------ Supplied records ------

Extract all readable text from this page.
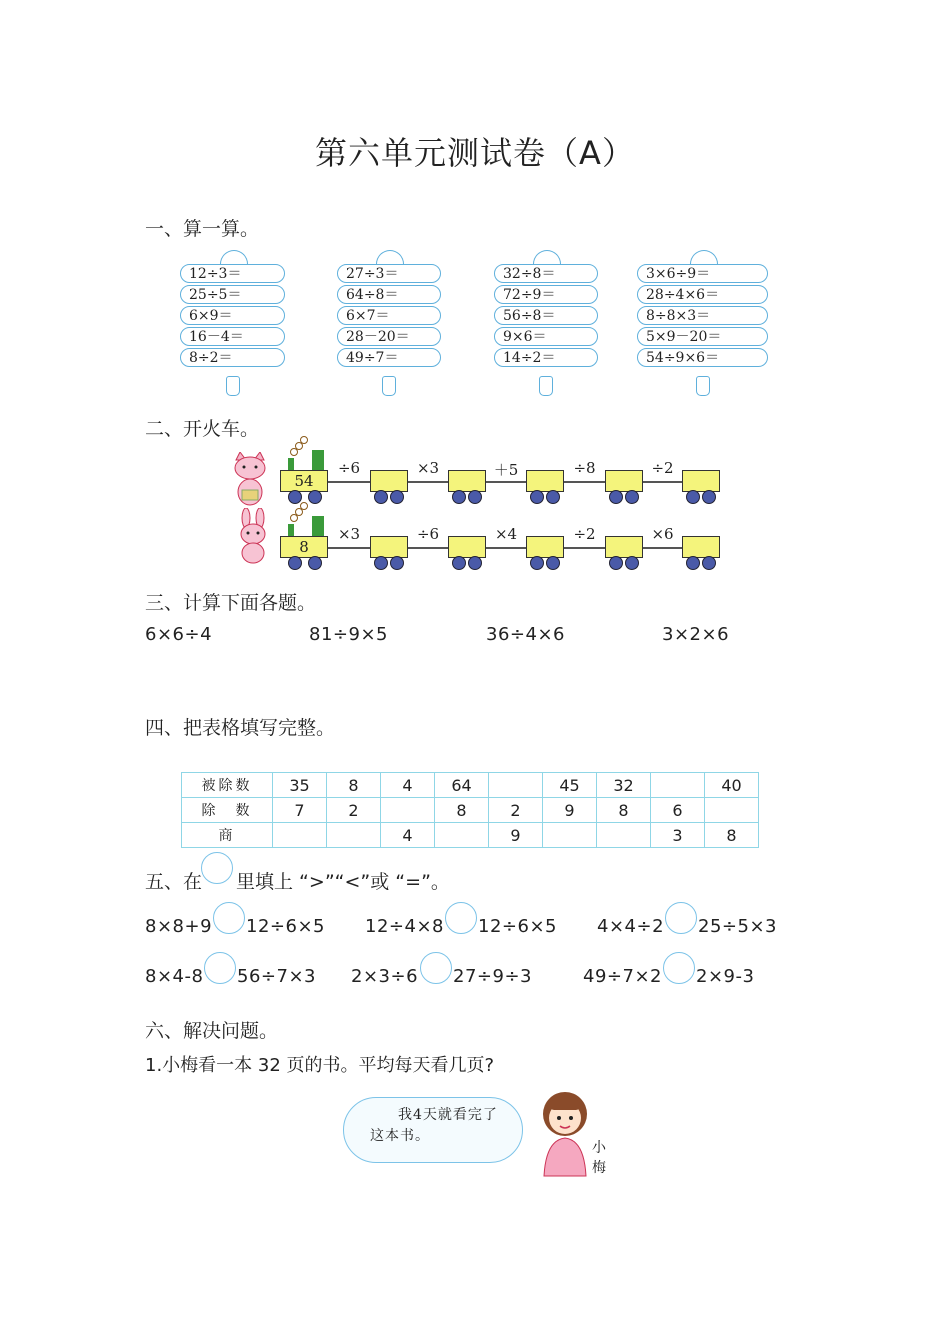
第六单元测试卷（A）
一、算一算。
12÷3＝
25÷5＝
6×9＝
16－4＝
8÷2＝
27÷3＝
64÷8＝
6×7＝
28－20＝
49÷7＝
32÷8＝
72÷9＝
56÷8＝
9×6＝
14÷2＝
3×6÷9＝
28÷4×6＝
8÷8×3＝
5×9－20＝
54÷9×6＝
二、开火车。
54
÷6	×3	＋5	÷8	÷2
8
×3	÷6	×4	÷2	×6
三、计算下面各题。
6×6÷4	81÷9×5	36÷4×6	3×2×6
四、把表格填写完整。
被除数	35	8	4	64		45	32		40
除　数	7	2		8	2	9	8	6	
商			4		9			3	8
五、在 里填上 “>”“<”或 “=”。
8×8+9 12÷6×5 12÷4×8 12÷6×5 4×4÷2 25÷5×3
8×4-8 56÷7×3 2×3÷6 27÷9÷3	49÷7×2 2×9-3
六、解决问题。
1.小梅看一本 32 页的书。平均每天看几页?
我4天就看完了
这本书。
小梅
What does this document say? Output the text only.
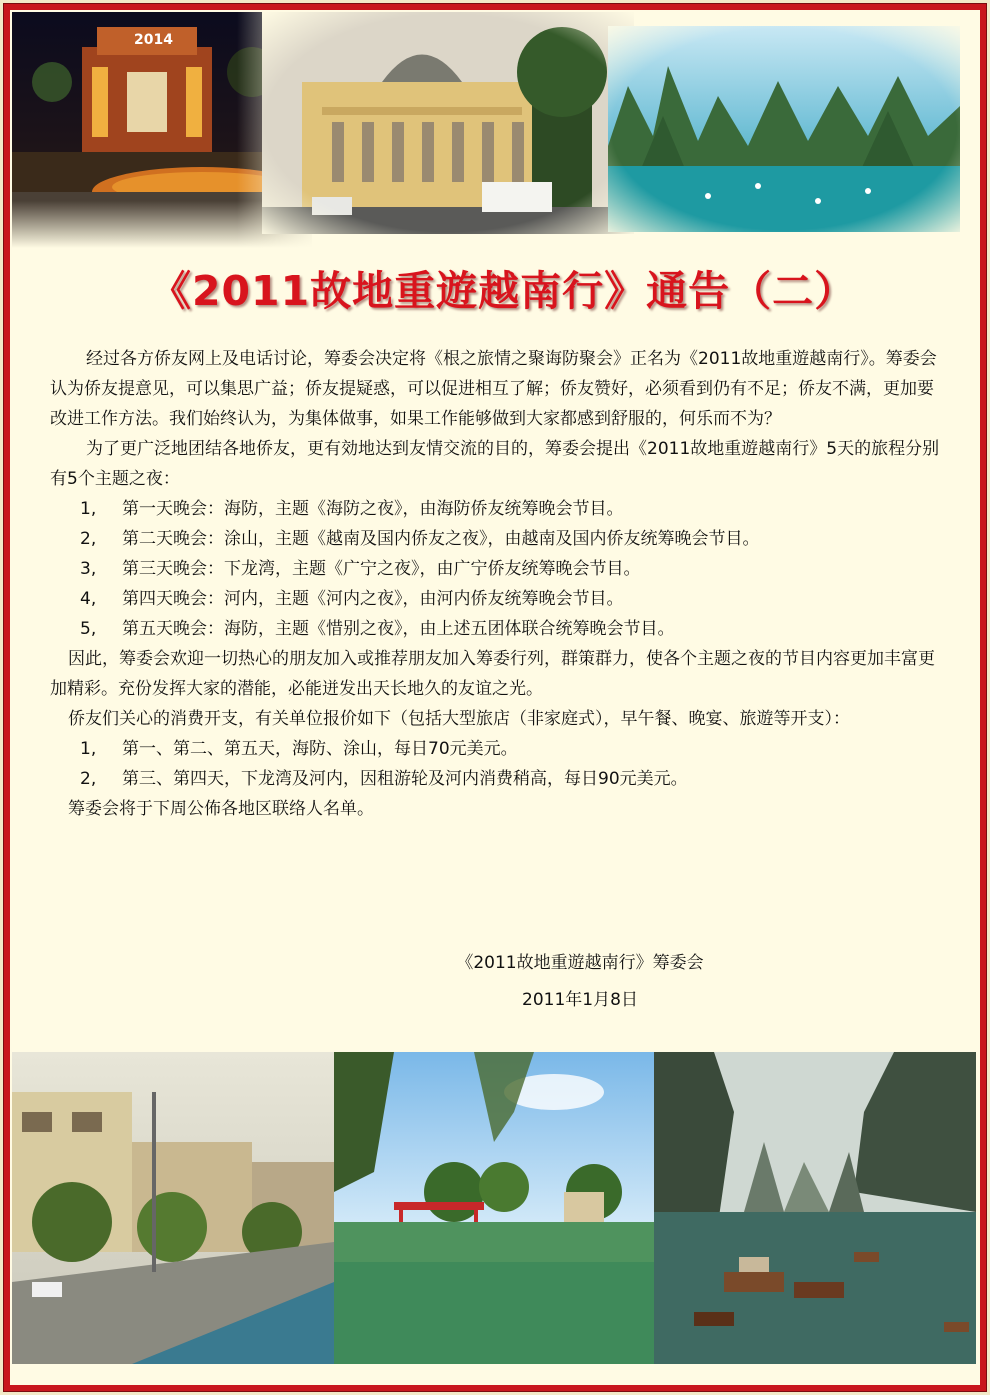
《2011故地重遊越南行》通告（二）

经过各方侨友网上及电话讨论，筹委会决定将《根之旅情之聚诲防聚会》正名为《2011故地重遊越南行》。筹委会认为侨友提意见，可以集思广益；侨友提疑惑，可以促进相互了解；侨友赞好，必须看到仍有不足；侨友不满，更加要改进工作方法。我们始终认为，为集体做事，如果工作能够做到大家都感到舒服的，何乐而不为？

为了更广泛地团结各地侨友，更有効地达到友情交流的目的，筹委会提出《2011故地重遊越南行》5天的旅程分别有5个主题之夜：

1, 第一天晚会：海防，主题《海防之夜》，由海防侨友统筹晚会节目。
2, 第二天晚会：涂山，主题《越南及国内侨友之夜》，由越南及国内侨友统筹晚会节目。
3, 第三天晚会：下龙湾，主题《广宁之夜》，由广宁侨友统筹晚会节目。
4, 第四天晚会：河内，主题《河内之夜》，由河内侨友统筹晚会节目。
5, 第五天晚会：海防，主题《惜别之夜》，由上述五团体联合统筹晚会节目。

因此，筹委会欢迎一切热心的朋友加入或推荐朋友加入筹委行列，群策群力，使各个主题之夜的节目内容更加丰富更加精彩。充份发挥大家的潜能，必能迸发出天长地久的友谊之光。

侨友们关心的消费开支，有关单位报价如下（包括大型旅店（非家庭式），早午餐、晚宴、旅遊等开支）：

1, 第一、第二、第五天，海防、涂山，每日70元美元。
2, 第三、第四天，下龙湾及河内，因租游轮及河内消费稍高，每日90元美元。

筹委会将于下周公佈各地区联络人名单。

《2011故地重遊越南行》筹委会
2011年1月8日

------

_Task to complete_
Repeat the material above in full and unchanged, minus its images.

_Output below_
Extract all readable text from this page.
第六单元测试卷（A）
一、算一算。
12÷3＝
25÷5＝
6×9＝
16－4＝
8÷2＝
27÷3＝
64÷8＝
6×7＝
28－20＝
49÷7＝
32÷8＝
72÷9＝
56÷8＝
9×6＝
14÷2＝
3×6÷9＝
28÷4×6＝
8÷8×3＝
5×9－20＝
54÷9×6＝
二、开火车。
54
÷6	×3	＋5	÷8	÷2
8
×3	÷6	×4	÷2	×6
三、计算下面各题。
6×6÷4	81÷9×5	36÷4×6	3×2×6
四、把表格填写完整。
被除数	35	8	4	64		45	32		40
除　数	7	2		8	2	9	8	6	
商			4		9			3	8
五、在 里填上 “>”“<”或 “=”。
8×8+9 12÷6×5 12÷4×8 12÷6×5 4×4÷2 25÷5×3
8×4-8 56÷7×3 2×3÷6 27÷9÷3	49÷7×2 2×9-3
六、解决问题。
1.小梅看一本 32 页的书。平均每天看几页?
我4天就看完了
这本书。
小梅
What does this document say? Output the text only.
《2011故地重遊越南行》通告（二）

经过各方侨友网上及电话讨论，筹委会决定将《根之旅情之聚诲防聚会》正名为《2011故地重遊越南行》。筹委会认为侨友提意见，可以集思广益；侨友提疑惑，可以促进相互了解；侨友赞好，必须看到仍有不足；侨友不满，更加要改进工作方法。我们始终认为，为集体做事，如果工作能够做到大家都感到舒服的，何乐而不为？

为了更广泛地团结各地侨友，更有効地达到友情交流的目的，筹委会提出《2011故地重遊越南行》5天的旅程分别有5个主题之夜：

1, 第一天晚会：海防，主题《海防之夜》，由海防侨友统筹晚会节目。
2, 第二天晚会：涂山，主题《越南及国内侨友之夜》，由越南及国内侨友统筹晚会节目。
3, 第三天晚会：下龙湾，主题《广宁之夜》，由广宁侨友统筹晚会节目。
4, 第四天晚会：河内，主题《河内之夜》，由河内侨友统筹晚会节目。
5, 第五天晚会：海防，主题《惜别之夜》，由上述五团体联合统筹晚会节目。

因此，筹委会欢迎一切热心的朋友加入或推荐朋友加入筹委行列，群策群力，使各个主题之夜的节目内容更加丰富更加精彩。充份发挥大家的潜能，必能迸发出天长地久的友谊之光。

侨友们关心的消费开支，有关单位报价如下（包括大型旅店（非家庭式），早午餐、晚宴、旅遊等开支）：

1, 第一、第二、第五天，海防、涂山，每日70元美元。
2, 第三、第四天，下龙湾及河内，因租游轮及河内消费稍高，每日90元美元。

筹委会将于下周公佈各地区联络人名单。

《2011故地重遊越南行》筹委会
2011年1月8日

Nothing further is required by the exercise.